What is required: State only the number of lines that contain the string "homme".

## START Data supplied

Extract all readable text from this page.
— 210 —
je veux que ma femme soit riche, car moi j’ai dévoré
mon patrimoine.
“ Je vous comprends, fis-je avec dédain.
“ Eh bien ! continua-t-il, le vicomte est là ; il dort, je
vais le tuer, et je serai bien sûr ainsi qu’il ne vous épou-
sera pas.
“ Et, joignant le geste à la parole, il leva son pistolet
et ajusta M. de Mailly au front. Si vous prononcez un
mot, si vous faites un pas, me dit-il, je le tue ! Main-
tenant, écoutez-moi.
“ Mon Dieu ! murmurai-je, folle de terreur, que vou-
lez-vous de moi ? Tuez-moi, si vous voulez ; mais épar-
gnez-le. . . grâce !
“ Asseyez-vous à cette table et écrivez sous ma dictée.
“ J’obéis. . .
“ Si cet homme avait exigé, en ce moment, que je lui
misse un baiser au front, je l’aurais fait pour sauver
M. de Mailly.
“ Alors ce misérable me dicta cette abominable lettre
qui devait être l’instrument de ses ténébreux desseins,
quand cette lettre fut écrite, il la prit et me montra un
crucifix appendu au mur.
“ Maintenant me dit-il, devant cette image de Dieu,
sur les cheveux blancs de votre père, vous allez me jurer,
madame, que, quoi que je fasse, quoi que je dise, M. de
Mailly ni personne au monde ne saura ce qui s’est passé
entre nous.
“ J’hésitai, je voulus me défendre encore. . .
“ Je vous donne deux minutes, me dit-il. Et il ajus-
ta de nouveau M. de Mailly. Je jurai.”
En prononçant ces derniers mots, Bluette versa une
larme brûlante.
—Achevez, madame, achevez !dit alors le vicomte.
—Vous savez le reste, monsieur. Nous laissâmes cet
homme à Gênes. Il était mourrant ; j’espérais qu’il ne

## END Data supplied

Answer in full: 2